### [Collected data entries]

───

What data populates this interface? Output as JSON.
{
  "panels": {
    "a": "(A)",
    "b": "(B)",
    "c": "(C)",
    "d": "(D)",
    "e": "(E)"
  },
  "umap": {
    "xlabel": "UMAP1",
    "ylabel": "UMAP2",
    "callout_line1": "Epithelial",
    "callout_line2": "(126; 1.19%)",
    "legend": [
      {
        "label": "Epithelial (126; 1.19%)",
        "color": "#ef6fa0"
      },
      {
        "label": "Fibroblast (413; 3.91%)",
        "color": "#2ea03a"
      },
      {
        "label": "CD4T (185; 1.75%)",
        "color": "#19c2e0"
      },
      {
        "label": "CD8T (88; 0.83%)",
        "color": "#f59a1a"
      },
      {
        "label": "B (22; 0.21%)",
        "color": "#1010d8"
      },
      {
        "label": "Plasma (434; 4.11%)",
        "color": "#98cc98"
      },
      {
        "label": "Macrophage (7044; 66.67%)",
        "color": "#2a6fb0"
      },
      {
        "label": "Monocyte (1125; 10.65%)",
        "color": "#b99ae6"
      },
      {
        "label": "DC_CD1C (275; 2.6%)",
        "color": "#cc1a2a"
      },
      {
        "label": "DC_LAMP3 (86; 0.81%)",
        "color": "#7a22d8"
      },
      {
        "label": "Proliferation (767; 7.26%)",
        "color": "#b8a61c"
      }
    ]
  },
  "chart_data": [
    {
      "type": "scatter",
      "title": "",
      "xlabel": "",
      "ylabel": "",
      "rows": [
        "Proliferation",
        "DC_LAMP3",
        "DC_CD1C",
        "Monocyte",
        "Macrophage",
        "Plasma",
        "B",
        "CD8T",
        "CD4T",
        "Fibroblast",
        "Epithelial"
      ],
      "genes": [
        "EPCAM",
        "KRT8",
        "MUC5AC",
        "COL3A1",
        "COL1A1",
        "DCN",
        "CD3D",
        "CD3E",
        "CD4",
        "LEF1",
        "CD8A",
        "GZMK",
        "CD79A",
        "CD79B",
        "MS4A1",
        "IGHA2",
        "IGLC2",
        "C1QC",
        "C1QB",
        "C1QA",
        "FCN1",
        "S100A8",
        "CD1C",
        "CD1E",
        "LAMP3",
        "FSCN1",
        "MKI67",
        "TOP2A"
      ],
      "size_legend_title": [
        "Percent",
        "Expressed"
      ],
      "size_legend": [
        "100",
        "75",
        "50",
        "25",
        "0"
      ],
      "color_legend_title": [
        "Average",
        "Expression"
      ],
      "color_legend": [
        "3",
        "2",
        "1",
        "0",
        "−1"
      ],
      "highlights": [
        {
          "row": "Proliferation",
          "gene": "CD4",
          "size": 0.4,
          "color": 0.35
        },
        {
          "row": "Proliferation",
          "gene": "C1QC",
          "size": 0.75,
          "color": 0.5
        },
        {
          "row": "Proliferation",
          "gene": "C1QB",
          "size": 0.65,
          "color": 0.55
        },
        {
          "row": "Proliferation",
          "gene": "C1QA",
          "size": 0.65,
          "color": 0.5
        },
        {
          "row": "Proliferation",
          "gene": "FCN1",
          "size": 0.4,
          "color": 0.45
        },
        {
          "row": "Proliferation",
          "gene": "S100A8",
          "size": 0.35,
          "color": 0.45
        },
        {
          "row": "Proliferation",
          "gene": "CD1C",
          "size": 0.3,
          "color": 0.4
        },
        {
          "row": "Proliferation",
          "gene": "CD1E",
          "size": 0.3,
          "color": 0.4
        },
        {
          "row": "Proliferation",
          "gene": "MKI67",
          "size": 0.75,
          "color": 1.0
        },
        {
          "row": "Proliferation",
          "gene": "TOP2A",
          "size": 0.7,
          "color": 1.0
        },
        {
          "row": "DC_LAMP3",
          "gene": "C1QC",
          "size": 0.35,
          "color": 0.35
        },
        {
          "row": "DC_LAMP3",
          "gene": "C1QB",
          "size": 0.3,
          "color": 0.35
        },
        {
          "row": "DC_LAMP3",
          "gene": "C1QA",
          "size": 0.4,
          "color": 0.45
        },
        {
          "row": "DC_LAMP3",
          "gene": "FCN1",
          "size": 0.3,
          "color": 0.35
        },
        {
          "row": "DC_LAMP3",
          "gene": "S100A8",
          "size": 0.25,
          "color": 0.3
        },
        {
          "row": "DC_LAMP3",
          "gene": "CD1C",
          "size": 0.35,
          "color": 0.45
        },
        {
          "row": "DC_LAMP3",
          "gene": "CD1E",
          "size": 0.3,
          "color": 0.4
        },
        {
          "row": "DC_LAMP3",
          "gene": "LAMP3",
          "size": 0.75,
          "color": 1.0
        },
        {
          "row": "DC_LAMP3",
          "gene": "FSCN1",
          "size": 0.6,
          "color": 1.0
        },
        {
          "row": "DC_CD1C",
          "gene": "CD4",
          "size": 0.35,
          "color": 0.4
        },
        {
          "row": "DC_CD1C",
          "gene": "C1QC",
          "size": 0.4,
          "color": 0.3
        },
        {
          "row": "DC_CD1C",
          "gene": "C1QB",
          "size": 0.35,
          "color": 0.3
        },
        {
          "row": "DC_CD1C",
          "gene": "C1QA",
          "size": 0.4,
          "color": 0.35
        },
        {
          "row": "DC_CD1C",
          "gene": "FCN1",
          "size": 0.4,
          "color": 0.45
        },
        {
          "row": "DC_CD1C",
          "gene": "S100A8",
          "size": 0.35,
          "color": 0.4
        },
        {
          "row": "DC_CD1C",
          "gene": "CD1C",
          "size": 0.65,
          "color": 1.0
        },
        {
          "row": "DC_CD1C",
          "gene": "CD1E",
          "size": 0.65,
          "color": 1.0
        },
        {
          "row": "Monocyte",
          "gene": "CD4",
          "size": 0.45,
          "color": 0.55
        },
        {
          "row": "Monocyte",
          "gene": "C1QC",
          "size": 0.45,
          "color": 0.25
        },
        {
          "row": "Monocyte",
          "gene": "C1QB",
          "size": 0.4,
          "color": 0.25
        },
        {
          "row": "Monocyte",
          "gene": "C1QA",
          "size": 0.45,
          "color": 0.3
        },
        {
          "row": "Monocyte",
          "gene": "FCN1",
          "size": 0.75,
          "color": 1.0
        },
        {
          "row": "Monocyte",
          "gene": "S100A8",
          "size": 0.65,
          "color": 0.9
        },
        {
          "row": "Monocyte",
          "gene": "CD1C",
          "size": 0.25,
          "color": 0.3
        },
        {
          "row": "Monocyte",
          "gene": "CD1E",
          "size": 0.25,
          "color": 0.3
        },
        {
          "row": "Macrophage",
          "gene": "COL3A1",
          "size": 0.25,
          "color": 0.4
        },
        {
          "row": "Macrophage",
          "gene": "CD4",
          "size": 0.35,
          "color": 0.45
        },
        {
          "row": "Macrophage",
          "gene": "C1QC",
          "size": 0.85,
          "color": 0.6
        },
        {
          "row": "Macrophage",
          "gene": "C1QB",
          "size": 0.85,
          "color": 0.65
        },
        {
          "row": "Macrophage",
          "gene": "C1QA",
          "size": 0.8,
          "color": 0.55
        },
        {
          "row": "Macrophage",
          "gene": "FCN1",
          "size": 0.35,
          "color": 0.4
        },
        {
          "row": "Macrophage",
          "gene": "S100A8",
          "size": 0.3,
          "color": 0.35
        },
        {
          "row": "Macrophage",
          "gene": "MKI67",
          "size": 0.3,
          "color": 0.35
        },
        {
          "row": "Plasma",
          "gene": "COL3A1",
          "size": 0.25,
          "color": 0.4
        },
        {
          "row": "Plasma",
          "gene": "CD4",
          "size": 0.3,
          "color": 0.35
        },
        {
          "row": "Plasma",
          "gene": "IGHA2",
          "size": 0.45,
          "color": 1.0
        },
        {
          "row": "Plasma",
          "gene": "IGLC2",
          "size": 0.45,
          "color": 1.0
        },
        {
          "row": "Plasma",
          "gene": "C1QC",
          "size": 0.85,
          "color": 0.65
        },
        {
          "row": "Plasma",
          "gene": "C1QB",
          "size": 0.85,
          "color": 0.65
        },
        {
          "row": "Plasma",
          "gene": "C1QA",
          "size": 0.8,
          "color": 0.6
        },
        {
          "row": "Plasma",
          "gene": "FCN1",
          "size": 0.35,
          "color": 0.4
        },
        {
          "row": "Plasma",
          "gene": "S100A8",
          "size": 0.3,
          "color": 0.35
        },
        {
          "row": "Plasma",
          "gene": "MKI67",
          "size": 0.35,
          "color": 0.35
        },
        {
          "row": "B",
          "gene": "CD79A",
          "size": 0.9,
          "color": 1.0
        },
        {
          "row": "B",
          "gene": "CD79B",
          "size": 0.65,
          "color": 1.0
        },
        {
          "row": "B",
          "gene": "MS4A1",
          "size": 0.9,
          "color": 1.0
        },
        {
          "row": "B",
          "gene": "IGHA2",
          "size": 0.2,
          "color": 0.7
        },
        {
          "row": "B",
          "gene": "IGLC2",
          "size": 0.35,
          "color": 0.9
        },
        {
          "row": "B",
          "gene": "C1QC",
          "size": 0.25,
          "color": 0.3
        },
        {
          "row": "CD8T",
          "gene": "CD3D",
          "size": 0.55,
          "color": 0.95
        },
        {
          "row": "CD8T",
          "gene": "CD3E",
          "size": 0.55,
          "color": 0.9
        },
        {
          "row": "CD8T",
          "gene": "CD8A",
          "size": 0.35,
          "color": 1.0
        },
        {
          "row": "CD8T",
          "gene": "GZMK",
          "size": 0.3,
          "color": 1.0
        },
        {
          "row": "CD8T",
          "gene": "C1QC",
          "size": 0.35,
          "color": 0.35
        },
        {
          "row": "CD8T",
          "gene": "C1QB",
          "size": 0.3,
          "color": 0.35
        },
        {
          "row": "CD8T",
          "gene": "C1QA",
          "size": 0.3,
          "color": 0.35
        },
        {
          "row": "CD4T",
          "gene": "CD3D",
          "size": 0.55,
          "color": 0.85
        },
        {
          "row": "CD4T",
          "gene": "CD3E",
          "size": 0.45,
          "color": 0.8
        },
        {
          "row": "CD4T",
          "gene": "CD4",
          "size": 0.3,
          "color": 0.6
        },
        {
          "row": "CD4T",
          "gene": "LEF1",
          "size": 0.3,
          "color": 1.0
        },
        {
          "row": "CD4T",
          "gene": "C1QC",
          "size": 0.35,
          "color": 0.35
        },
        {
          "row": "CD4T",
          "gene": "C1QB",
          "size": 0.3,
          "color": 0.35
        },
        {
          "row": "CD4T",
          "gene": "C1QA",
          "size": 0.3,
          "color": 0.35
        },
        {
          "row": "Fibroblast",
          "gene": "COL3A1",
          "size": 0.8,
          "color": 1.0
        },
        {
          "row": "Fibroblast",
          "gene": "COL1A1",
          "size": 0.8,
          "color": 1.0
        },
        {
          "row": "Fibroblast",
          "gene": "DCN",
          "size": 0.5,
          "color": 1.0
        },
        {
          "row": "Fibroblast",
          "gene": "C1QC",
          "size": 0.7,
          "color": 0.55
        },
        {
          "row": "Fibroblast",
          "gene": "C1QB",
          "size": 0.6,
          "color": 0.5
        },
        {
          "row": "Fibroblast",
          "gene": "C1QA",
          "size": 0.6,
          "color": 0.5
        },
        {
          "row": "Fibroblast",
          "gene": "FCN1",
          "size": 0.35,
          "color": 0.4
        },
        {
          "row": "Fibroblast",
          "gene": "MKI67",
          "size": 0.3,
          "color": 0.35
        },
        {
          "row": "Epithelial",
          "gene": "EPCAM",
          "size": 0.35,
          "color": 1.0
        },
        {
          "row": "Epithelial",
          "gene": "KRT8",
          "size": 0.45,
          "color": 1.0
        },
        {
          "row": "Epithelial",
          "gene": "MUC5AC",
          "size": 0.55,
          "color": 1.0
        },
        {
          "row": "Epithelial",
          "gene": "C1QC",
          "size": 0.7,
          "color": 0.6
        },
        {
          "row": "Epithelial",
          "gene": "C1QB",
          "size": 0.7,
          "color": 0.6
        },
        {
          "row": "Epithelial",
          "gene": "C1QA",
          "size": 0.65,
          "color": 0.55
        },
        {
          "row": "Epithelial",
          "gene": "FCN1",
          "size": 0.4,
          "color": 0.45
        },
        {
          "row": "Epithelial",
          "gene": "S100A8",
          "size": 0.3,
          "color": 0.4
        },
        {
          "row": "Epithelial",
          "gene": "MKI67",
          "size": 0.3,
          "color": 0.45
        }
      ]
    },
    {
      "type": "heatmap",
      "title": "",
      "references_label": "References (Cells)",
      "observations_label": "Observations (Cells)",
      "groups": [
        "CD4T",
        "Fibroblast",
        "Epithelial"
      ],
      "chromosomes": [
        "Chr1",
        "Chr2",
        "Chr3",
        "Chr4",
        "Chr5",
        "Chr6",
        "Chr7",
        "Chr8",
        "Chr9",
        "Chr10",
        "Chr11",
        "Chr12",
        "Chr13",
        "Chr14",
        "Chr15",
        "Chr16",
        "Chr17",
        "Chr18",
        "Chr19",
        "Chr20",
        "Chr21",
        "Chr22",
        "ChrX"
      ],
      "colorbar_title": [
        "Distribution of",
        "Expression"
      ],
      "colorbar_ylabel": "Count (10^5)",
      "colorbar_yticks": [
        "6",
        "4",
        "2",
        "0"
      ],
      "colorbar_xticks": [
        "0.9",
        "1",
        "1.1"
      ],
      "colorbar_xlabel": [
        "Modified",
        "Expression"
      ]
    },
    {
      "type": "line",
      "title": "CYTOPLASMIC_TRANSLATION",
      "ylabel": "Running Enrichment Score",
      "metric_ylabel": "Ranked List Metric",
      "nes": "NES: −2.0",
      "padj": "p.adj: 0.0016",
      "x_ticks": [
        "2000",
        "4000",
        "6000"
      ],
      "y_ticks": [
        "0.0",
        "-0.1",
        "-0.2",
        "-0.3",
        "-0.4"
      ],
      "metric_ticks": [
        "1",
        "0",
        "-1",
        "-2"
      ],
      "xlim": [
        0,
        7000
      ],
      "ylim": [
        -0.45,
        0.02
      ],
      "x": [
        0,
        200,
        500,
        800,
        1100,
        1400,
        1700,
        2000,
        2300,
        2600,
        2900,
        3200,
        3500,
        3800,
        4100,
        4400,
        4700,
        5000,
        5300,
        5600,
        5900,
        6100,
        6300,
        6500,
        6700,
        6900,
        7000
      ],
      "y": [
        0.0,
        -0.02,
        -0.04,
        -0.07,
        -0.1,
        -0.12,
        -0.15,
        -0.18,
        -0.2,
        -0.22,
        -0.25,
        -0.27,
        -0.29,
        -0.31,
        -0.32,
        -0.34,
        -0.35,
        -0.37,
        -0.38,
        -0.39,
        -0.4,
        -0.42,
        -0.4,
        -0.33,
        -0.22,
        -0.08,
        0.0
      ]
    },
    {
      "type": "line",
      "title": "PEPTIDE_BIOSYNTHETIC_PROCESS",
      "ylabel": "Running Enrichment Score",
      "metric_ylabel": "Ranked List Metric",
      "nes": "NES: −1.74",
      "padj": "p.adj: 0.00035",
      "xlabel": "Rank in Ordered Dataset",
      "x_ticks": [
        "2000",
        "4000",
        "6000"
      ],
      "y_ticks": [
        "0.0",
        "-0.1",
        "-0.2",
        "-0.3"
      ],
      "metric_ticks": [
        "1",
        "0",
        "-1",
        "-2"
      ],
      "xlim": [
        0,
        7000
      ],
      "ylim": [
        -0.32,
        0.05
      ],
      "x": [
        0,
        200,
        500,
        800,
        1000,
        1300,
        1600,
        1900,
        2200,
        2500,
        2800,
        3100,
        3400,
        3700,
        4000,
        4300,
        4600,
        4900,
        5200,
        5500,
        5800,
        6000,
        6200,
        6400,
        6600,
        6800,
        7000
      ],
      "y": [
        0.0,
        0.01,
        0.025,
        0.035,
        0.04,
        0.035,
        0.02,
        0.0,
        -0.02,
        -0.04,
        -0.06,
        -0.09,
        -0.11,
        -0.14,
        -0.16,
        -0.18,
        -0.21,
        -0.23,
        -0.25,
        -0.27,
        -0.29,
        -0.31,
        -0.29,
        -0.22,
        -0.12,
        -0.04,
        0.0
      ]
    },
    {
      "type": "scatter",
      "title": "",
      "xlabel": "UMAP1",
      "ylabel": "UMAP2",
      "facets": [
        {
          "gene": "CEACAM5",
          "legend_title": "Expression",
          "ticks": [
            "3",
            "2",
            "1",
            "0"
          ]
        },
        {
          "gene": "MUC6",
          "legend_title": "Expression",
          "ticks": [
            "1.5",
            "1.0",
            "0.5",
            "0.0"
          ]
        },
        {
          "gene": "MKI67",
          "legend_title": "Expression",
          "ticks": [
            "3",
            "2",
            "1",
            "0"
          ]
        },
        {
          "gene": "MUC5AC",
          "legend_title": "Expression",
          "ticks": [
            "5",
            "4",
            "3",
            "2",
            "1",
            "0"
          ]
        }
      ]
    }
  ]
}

───

Find the string "Cells" in the data. Report each line it appears in.

### [RESPONSE TO THIS EXERCISE]
      "references_label": "References (Cells)",
      "observations_label": "Observations (Cells)",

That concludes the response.